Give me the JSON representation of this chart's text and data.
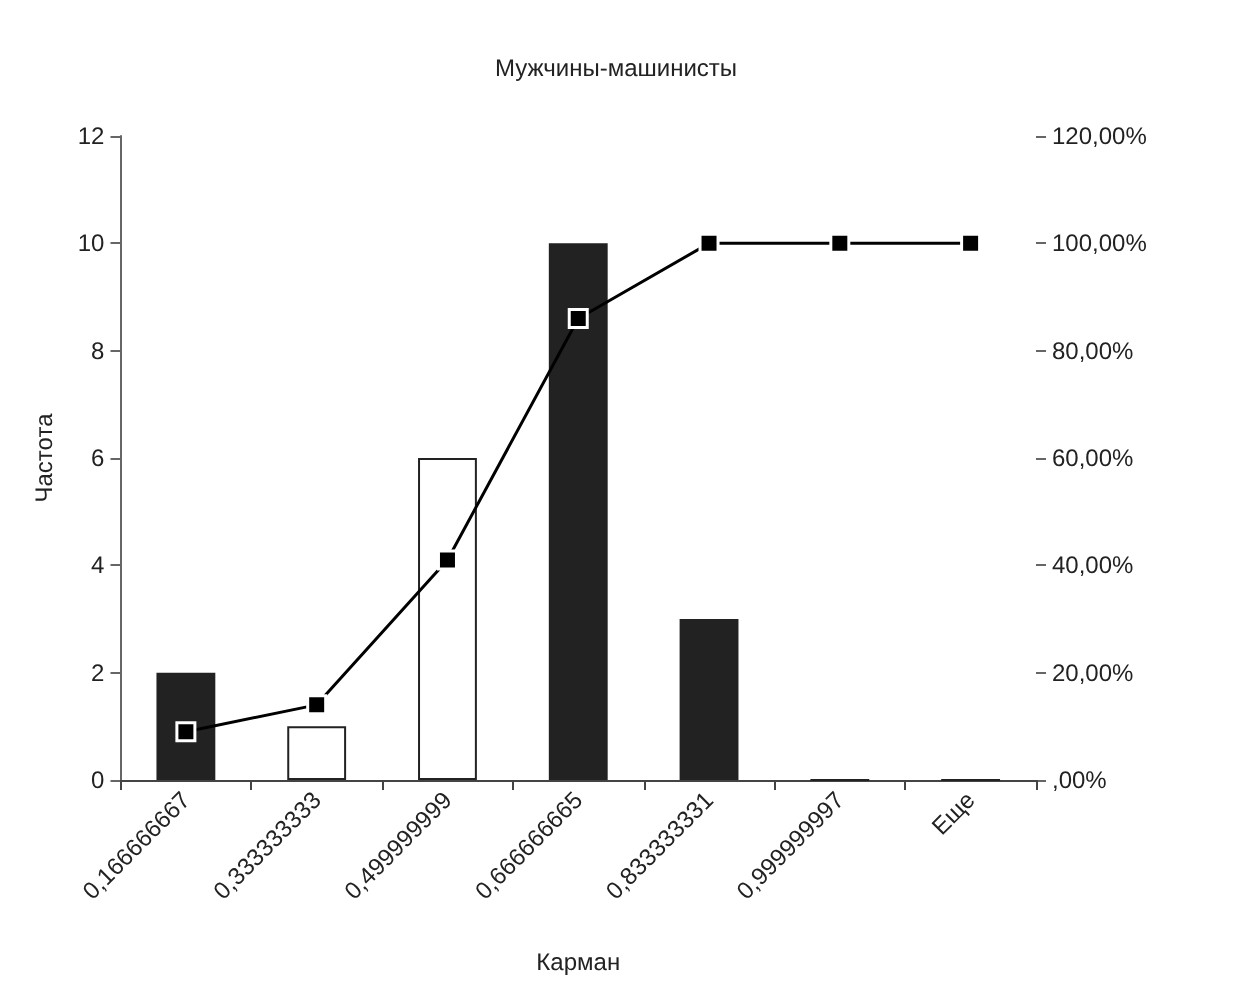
{
  "chart_data": {
    "type": "bar",
    "title": "Мужчины-машинисты",
    "xlabel": "Карман",
    "ylabel": "Частота",
    "categories": [
      "0,166666667",
      "0,333333333",
      "0,499999999",
      "0,666666665",
      "0,833333331",
      "0,999999997",
      "Еще"
    ],
    "series": [
      {
        "colors": [
          "#222222",
          "#ffffff",
          "#ffffff",
          "#222222",
          "#222222",
          "#222222",
          "#222222"
        ],
        "values": [
          2,
          1,
          6,
          10,
          3,
          0,
          0
        ]
      },
      {
        "type": "line",
        "axis": "y2",
        "color": "#000000",
        "marker": "square",
        "values": [
          9,
          14,
          41,
          86,
          100,
          100,
          100
        ]
      }
    ],
    "ylim": [
      0,
      12
    ],
    "yticks": [
      0,
      2,
      4,
      6,
      8,
      10,
      12
    ],
    "y2lim": [
      0,
      120
    ],
    "y2ticks": [
      {
        "value": 0,
        "label": ",00%"
      },
      {
        "value": 20,
        "label": "20,00%"
      },
      {
        "value": 40,
        "label": "40,00%"
      },
      {
        "value": 60,
        "label": "60,00%"
      },
      {
        "value": 80,
        "label": "80,00%"
      },
      {
        "value": 100,
        "label": "100,00%"
      },
      {
        "value": 120,
        "label": "120,00%"
      }
    ],
    "grid": false
  }
}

Goal: The pictures should not appear in the copy; every other part of the records above must be returned exactly.

Correct result:
Give me the JSON representation of this chart's text and data.
{
  "chart_data": {
    "type": "bar",
    "title": "Мужчины-машинисты",
    "xlabel": "Карман",
    "ylabel": "Частота",
    "categories": [
      "0,166666667",
      "0,333333333",
      "0,499999999",
      "0,666666665",
      "0,833333331",
      "0,999999997",
      "Еще"
    ],
    "series": [
      {
        "colors": [
          "#222222",
          "#ffffff",
          "#ffffff",
          "#222222",
          "#222222",
          "#222222",
          "#222222"
        ],
        "values": [
          2,
          1,
          6,
          10,
          3,
          0,
          0
        ]
      },
      {
        "type": "line",
        "axis": "y2",
        "color": "#000000",
        "marker": "square",
        "values": [
          9,
          14,
          41,
          86,
          100,
          100,
          100
        ]
      }
    ],
    "ylim": [
      0,
      12
    ],
    "yticks": [
      0,
      2,
      4,
      6,
      8,
      10,
      12
    ],
    "y2lim": [
      0,
      120
    ],
    "y2ticks": [
      {
        "value": 0,
        "label": ",00%"
      },
      {
        "value": 20,
        "label": "20,00%"
      },
      {
        "value": 40,
        "label": "40,00%"
      },
      {
        "value": 60,
        "label": "60,00%"
      },
      {
        "value": 80,
        "label": "80,00%"
      },
      {
        "value": 100,
        "label": "100,00%"
      },
      {
        "value": 120,
        "label": "120,00%"
      }
    ],
    "grid": false
  }
}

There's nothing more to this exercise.